To do:
1 – Pull out every row that contains the string "共享文件夹会将您的文件显示给虚拟机中的程序", matching case exactly.
2 – Carry on the discussion of C array safety from where it stops.

Extract provided:

_ _ _

The CVE database. Just because you 'can' write such an array implementation doesn't mean you will, doesn't mean your third party libs will, doesn't mean any of your legacy code uses it, and certainly doesn't mean you will properly test said array implementation correctly.
The number of mitigations added to C compilers and OSes dealing mostly with C and C++ code. ASLR, W^X, /GS, -fstack-protector-all, AddressSanitizer, ... - note the lack of similar tools, or demand for them, for, say, JavaScript - despite it enjoying a similar ubiquity.
I ask this in bad faith: I encourage you to share a single nontrivial codebase which actually creates the abstraction you've described and religiously adheres to using it throughout. As to why this is in bad faith: I'm definining "nontrivial" here to mean using 3rd party APIs - which will operate on C style arrays, not your project specific safe wrappers - and thus by definition won't be "religiously" sticking to said abstractions when using said APIs. By these definitions, the codebase I'm asking for doesn't exist - by definition. Even relaxing the "third party" rule, I haven't actually worked on a nontrivial C or C++ codebase without buffer overflow problems.
Now, e.g. Rust will have the same problems when interacting with C APIs - and nontrivial programs will end up doing so eventually. However, by virtue of the language itself embracing safe-by-default, you're less likely to run into the same problems when consuming Rust APIs.
You can also use third party static analysis tools to ensure you're using a "safe C subset" (such as MIRSA C), but "nobody" does that.
The lack of generics means your array implementation is either going to either:
- be implemented with macros and token pasting, and result in a ton of mental overhead because you'll have a pile of types like array_foo for an array of `foo`s, and array_bar for an array of `bar`s, along with a pile of corresponding `foo * array_foo_get(array_foo, size_t)` and `bar * array_bar_get(array_bar, size_t)` functions.
- or, have a runtime cost and lose type safety by storing void* and casting when accessing.
The first case is even worse than it sounds: e.g. I don't know how you handle arrays of types with spaces in them (like `unsigned char`, or `struct bar`) with a macro. And, we haven't even thought about const correctness yet, which would probably require having const_array_foo, const_array_bar (etc.) types defined too.
(And, of course, these only solve one facet of the problems with C's pointers: there's no way to defend against use-after-free or dangling pointers.)

_ _ _

Items:
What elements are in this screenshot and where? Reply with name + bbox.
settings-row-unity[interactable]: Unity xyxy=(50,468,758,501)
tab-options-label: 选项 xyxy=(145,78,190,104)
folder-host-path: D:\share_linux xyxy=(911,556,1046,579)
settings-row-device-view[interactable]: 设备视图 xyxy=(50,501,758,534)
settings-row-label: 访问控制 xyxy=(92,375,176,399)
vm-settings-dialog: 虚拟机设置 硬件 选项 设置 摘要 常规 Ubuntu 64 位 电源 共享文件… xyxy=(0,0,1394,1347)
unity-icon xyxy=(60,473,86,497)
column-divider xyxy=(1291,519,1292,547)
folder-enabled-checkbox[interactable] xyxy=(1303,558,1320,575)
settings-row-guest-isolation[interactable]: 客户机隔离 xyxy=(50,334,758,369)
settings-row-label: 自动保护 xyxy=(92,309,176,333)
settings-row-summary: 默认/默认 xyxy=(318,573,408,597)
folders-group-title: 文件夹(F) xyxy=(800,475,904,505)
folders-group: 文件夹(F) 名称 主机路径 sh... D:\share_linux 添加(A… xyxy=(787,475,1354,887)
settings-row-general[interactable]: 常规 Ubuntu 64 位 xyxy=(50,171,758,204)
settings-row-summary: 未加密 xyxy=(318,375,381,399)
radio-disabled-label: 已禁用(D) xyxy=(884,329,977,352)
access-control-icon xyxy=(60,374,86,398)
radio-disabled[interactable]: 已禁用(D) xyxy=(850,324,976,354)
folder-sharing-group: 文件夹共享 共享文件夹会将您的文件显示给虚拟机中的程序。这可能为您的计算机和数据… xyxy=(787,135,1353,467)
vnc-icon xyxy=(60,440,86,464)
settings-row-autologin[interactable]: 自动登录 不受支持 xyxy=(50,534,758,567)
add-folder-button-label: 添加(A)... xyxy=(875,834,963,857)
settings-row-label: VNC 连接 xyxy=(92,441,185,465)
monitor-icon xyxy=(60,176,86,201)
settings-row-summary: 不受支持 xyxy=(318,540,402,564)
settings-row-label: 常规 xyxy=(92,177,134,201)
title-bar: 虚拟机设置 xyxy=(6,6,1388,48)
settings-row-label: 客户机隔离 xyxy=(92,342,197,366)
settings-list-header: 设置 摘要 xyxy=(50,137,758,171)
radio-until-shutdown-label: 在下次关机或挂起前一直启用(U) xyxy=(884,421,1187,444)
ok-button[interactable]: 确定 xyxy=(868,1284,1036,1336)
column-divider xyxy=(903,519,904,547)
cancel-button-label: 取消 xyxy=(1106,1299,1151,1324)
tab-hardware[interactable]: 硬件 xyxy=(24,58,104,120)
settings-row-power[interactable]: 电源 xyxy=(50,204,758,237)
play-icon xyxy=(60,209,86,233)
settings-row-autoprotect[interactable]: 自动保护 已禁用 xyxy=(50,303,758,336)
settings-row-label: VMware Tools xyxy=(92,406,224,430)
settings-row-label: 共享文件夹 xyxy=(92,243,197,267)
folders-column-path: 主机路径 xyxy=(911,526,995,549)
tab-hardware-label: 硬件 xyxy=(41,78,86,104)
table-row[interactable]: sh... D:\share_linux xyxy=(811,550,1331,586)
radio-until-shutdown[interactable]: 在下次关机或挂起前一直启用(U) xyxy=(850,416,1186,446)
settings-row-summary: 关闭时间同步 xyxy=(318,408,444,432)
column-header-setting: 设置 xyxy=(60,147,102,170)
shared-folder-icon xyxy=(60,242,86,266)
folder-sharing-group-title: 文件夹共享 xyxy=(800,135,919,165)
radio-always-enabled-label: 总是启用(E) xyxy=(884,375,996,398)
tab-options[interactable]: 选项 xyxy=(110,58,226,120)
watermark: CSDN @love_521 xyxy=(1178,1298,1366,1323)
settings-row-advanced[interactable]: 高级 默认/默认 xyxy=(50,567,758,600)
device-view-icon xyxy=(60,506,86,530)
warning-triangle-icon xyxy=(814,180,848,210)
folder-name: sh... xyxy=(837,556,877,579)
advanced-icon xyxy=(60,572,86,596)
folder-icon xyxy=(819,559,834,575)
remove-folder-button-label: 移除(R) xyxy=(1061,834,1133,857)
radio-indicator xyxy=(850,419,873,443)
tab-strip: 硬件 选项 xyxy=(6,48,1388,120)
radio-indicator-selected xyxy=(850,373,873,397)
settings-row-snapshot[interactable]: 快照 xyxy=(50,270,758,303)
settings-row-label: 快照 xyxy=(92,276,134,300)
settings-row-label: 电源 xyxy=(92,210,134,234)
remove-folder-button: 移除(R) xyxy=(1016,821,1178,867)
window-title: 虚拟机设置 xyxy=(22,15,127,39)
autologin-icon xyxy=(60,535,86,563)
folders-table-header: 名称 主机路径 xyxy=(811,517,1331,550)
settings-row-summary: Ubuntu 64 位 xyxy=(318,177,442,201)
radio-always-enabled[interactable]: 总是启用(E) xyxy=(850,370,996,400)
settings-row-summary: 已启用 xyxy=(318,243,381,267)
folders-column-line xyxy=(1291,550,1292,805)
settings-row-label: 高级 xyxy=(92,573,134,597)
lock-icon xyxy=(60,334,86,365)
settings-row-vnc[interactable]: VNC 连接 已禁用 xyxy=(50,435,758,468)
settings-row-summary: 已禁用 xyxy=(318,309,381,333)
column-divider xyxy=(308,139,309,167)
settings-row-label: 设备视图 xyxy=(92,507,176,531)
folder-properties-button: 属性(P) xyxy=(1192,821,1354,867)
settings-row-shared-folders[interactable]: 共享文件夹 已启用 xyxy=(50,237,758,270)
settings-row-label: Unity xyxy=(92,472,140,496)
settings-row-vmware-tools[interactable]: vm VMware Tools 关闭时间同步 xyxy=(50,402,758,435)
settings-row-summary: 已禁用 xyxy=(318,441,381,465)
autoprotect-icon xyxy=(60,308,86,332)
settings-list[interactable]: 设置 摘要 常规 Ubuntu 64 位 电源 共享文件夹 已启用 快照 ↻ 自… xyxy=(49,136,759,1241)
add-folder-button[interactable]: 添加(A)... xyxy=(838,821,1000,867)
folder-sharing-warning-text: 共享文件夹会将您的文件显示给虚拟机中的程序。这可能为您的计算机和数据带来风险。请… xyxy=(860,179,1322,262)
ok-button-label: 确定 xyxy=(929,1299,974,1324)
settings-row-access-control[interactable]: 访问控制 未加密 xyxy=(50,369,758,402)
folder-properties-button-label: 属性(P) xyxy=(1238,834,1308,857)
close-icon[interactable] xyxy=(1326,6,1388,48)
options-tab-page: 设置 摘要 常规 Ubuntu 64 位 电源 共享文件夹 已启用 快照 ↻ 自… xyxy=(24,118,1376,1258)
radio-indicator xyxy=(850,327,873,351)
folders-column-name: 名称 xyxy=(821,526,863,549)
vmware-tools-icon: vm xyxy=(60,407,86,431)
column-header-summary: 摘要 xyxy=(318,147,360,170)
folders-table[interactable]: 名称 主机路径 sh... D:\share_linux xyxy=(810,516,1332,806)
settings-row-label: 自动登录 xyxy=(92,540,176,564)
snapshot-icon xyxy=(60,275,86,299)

_ _ _

Task answers:
1 –
folder-sharing-group: 文件夹共享 共享文件夹会将您的文件显示给虚拟机中的程序。这可能为您的计算机和数据… xyxy=(787,135,1353,467)
folder-sharing-warning-text: 共享文件夹会将您的文件显示给虚拟机中的程序。这可能为您的计算机和数据带来风险。请… xyxy=(860,179,1322,262)

2 –
Because your 'safe' implementation will certainly have a performance cost, and won't be the default. This is why, despite C++ providing std::array, you'll still find buffer overflows in C++ code. C++'s std::array provides the safe 'at' function but you're opting into a performance penalty and it's not the more familiar [] syntax.
Rust arrays/ vectors are safe-by-default. To use the unchecked, unsafe version requires using the 'unsafe' keyword.
let v = vec![0, 1, 2];
unsafe {
let x = v.get_unchecked(5);
}
This means you can basically grep audit for vulnerabilities, and the above code should be very rare.
> i just don't understand why are buffer overflows such a huge problem in C when the same thing is going to come up when trying to work with memory in Rust.
False. Buffer overflows in C can overwrite the program's memory, so it can be hijacked and supplanted with the attacker's code. This cannot happen in Rust (unless unsafe code has the vulnerability), or any memory safe language.
Sure you can implement a safe array/buffer abstraction and use it in your C programs that abort on invalid indexing. Now how many actually do this? Very few given the prevalence of C programs on vulnerability disclosure lists.
Obviously, one can program C to do anything, and write all the provably safe abstractions wished. But, that's not really the point. The point is that doing such is not the default. It requires engagement and knowledge of the programmer, especially on distributed projects with loose communication, such as many open source projects. And it only takes one programmer mistake to bring the whole house of cards down.
Why allow programmers to make mistakes? That was fine in the 70's when resources for compiler execution were limited. I don't see any reason for it today.
I mean, just look at the underhanded C contestants and especially winners for ways in which your program can completely blow up for extremely subtle reasons.
1. Buffer overflows aren't considered the most insidious issue in C nowadays. That award would probably go to use after free, which is not so easy to fix.
2. In C, it is easier and faster to do the wrong thing. Compare "char buf[256]; strcpy(buf, foo); ..." to "array_t buf = array_create(strlen(foo) + 1); strcpy(buf.ptr, foo); ... array_destroy(buf);"
3. Buffer overflows do not in fact come up routinely in Rust the way they do in C.
> Can anybody make a strong case to me as to why are buffer overflows considered an issue in C when it takes like 10 minutes to write and test an array implementation that prevents that from ever happening?
That it's not a by-default and forced language-feature and that most developer aren't going to spend those 10 minutes when they need an array.
They'll just use the language-provided array-implementation instead. Which in C is very, very unsafe.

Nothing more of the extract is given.